[PROVIDED INFORMATION]
** START **
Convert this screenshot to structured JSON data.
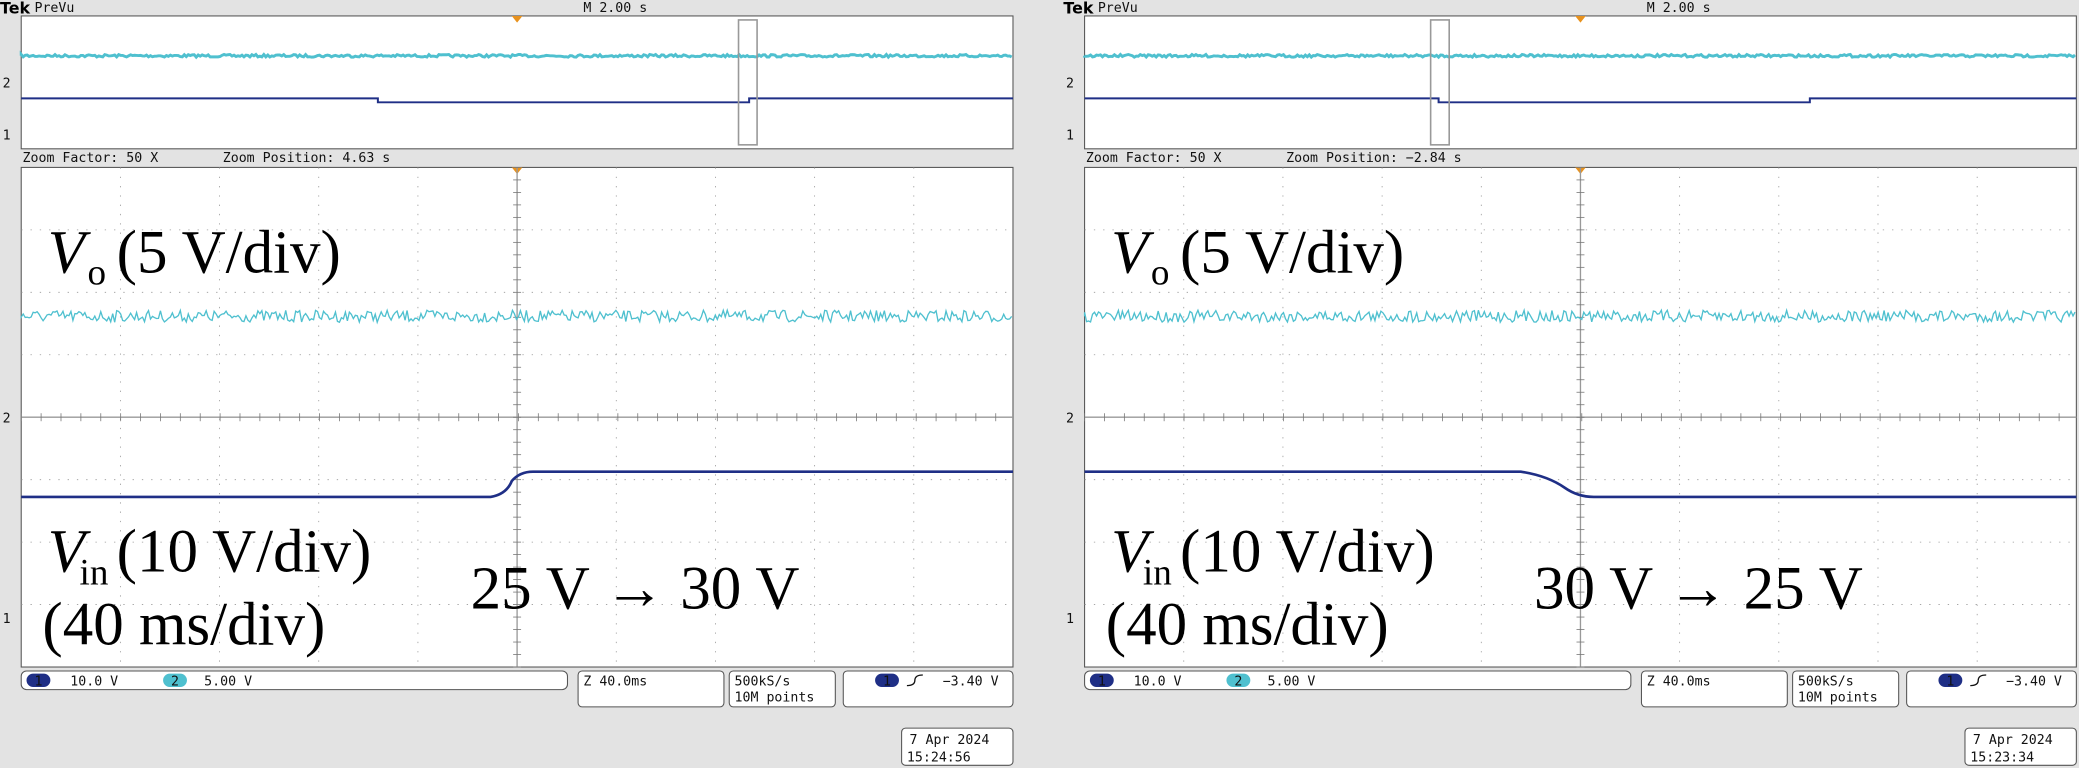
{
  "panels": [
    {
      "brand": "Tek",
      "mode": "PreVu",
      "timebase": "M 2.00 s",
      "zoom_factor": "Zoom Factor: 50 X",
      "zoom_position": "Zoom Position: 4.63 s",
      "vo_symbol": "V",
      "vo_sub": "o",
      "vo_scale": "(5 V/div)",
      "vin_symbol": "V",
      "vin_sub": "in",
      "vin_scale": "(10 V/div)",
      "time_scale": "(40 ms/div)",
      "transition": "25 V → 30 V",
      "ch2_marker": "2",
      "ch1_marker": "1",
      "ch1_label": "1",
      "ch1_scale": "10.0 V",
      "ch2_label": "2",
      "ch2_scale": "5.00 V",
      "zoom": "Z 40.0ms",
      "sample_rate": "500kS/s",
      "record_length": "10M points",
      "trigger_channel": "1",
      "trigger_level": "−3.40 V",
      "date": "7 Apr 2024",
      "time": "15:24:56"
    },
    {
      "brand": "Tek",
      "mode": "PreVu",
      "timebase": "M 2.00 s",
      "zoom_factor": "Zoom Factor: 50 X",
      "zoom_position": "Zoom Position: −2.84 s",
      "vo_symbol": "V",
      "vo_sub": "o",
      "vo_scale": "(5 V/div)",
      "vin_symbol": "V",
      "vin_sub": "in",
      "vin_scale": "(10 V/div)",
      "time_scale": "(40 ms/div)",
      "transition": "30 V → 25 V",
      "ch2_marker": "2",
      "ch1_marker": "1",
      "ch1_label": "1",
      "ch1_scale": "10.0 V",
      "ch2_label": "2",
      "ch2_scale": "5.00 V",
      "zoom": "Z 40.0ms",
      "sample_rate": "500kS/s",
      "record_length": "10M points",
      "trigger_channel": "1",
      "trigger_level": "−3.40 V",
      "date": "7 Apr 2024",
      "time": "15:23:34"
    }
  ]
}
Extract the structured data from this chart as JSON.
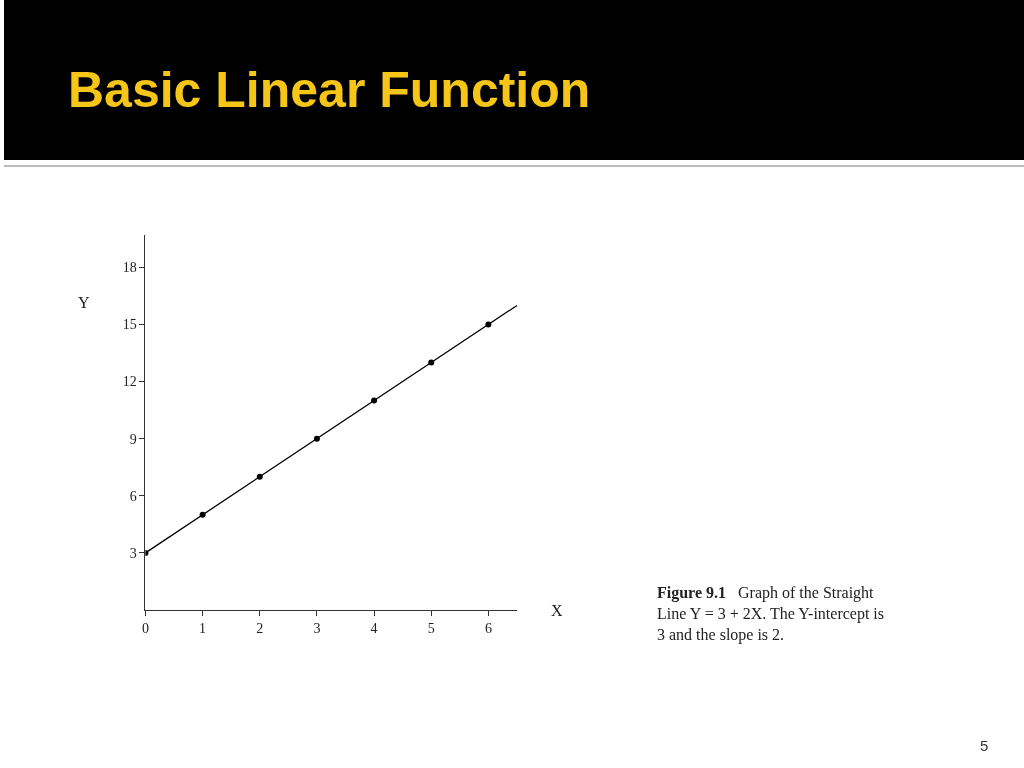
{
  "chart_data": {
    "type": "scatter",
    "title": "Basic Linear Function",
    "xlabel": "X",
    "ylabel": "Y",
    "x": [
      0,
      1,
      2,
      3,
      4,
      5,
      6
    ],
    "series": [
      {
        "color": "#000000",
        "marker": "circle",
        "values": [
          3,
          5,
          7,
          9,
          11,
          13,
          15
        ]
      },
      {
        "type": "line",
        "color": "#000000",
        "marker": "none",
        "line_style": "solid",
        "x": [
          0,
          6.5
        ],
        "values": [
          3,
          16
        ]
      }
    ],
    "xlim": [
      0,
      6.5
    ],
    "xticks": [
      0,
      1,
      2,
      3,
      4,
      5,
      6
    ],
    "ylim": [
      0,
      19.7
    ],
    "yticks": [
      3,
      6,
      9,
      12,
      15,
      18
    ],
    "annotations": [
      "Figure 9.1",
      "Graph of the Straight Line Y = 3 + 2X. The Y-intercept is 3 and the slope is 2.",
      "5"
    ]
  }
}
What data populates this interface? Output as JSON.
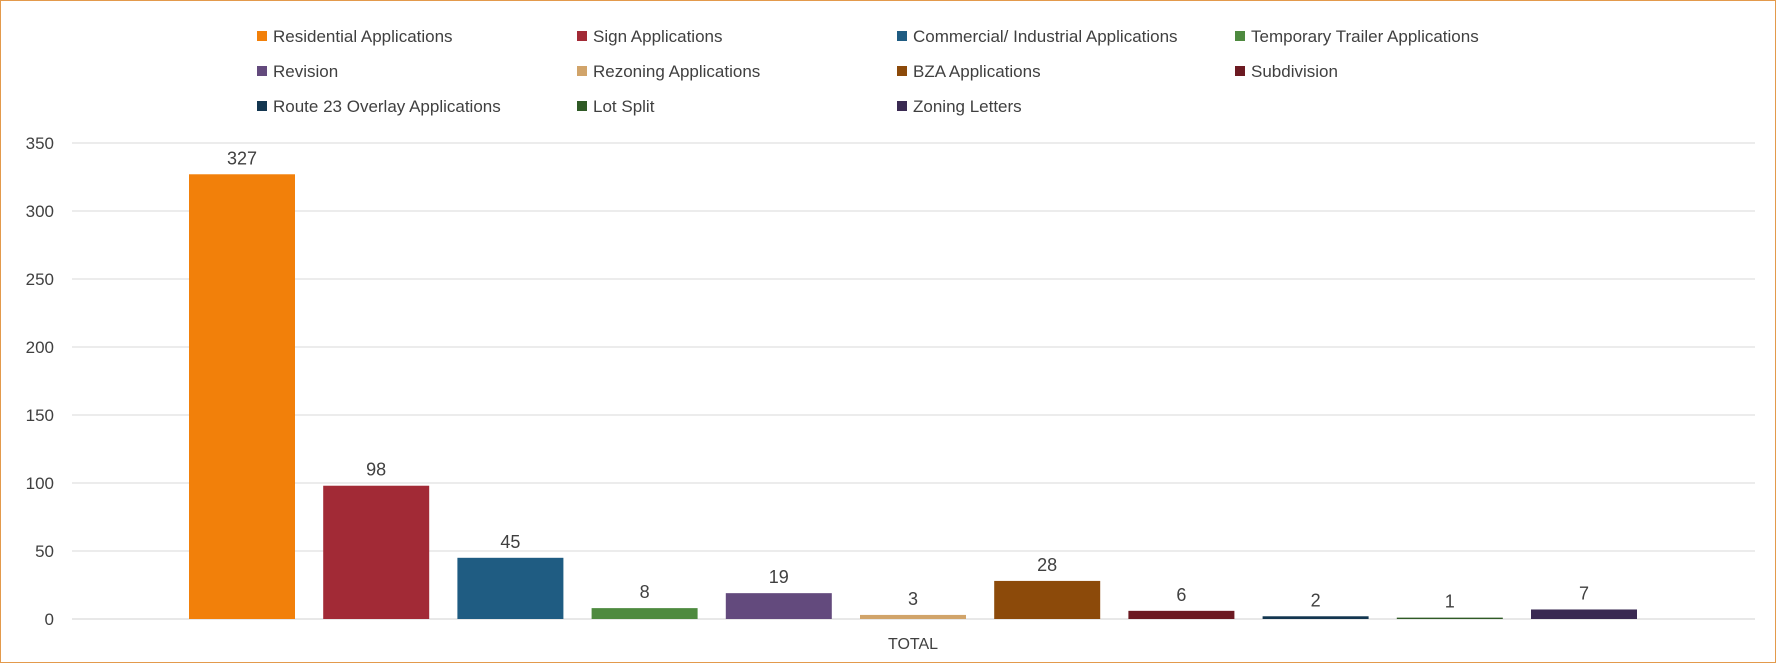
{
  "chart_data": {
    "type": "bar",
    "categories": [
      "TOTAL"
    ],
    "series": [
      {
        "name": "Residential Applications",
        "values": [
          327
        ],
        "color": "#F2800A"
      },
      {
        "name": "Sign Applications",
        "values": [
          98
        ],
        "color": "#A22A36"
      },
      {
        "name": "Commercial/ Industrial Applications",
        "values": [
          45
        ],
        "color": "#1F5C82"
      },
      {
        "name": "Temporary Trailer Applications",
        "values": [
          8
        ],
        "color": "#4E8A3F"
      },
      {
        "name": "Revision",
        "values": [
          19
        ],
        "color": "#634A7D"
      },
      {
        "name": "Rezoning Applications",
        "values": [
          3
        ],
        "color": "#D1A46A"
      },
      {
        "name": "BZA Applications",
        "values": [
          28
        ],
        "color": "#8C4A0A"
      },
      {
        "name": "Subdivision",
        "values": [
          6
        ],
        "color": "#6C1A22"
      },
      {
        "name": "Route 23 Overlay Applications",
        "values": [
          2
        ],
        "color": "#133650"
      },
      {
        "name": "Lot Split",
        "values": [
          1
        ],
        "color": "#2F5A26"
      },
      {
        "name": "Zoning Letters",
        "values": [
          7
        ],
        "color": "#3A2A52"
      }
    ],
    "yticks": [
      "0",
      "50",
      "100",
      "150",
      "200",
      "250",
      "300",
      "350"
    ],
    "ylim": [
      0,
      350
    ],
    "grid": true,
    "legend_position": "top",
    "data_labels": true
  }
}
** END **
[WHAT IS EXPECTED]
Leave out the pictures and return every record word for word.

[RESULT FOR THIS TASK]
Convert this screenshot to structured JSON data.
{
  "panels": [
    {
      "brand": "Tek",
      "mode": "PreVu",
      "timebase": "M 2.00 s",
      "zoom_factor": "Zoom Factor: 50 X",
      "zoom_position": "Zoom Position: 4.63 s",
      "vo_symbol": "V",
      "vo_sub": "o",
      "vo_scale": "(5 V/div)",
      "vin_symbol": "V",
      "vin_sub": "in",
      "vin_scale": "(10 V/div)",
      "time_scale": "(40 ms/div)",
      "transition": "25 V → 30 V",
      "ch2_marker": "2",
      "ch1_marker": "1",
      "ch1_label": "1",
      "ch1_scale": "10.0 V",
      "ch2_label": "2",
      "ch2_scale": "5.00 V",
      "zoom": "Z 40.0ms",
      "sample_rate": "500kS/s",
      "record_length": "10M points",
      "trigger_channel": "1",
      "trigger_level": "−3.40 V",
      "date": "7 Apr 2024",
      "time": "15:24:56"
    },
    {
      "brand": "Tek",
      "mode": "PreVu",
      "timebase": "M 2.00 s",
      "zoom_factor": "Zoom Factor: 50 X",
      "zoom_position": "Zoom Position: −2.84 s",
      "vo_symbol": "V",
      "vo_sub": "o",
      "vo_scale": "(5 V/div)",
      "vin_symbol": "V",
      "vin_sub": "in",
      "vin_scale": "(10 V/div)",
      "time_scale": "(40 ms/div)",
      "transition": "30 V → 25 V",
      "ch2_marker": "2",
      "ch1_marker": "1",
      "ch1_label": "1",
      "ch1_scale": "10.0 V",
      "ch2_label": "2",
      "ch2_scale": "5.00 V",
      "zoom": "Z 40.0ms",
      "sample_rate": "500kS/s",
      "record_length": "10M points",
      "trigger_channel": "1",
      "trigger_level": "−3.40 V",
      "date": "7 Apr 2024",
      "time": "15:23:34"
    }
  ]
}
Extract the structured data from this chart as JSON.
{
  "chart_data": {
    "type": "scatter",
    "title": "Basic Linear Function",
    "xlabel": "X",
    "ylabel": "Y",
    "x": [
      0,
      1,
      2,
      3,
      4,
      5,
      6
    ],
    "series": [
      {
        "color": "#000000",
        "marker": "circle",
        "values": [
          3,
          5,
          7,
          9,
          11,
          13,
          15
        ]
      },
      {
        "type": "line",
        "color": "#000000",
        "marker": "none",
        "line_style": "solid",
        "x": [
          0,
          6.5
        ],
        "values": [
          3,
          16
        ]
      }
    ],
    "xlim": [
      0,
      6.5
    ],
    "xticks": [
      0,
      1,
      2,
      3,
      4,
      5,
      6
    ],
    "ylim": [
      0,
      19.7
    ],
    "yticks": [
      3,
      6,
      9,
      12,
      15,
      18
    ],
    "annotations": [
      "Figure 9.1",
      "Graph of the Straight Line Y = 3 + 2X. The Y-intercept is 3 and the slope is 2.",
      "5"
    ]
  }
}
What data populates this interface? Output as JSON.
{
  "chart_data": {
    "type": "bar",
    "categories": [
      "TOTAL"
    ],
    "series": [
      {
        "name": "Residential Applications",
        "values": [
          327
        ],
        "color": "#F2800A"
      },
      {
        "name": "Sign Applications",
        "values": [
          98
        ],
        "color": "#A22A36"
      },
      {
        "name": "Commercial/ Industrial Applications",
        "values": [
          45
        ],
        "color": "#1F5C82"
      },
      {
        "name": "Temporary Trailer Applications",
        "values": [
          8
        ],
        "color": "#4E8A3F"
      },
      {
        "name": "Revision",
        "values": [
          19
        ],
        "color": "#634A7D"
      },
      {
        "name": "Rezoning Applications",
        "values": [
          3
        ],
        "color": "#D1A46A"
      },
      {
        "name": "BZA Applications",
        "values": [
          28
        ],
        "color": "#8C4A0A"
      },
      {
        "name": "Subdivision",
        "values": [
          6
        ],
        "color": "#6C1A22"
      },
      {
        "name": "Route 23 Overlay Applications",
        "values": [
          2
        ],
        "color": "#133650"
      },
      {
        "name": "Lot Split",
        "values": [
          1
        ],
        "color": "#2F5A26"
      },
      {
        "name": "Zoning Letters",
        "values": [
          7
        ],
        "color": "#3A2A52"
      }
    ],
    "yticks": [
      "0",
      "50",
      "100",
      "150",
      "200",
      "250",
      "300",
      "350"
    ],
    "ylim": [
      0,
      350
    ],
    "grid": true,
    "legend_position": "top",
    "data_labels": true
  }
}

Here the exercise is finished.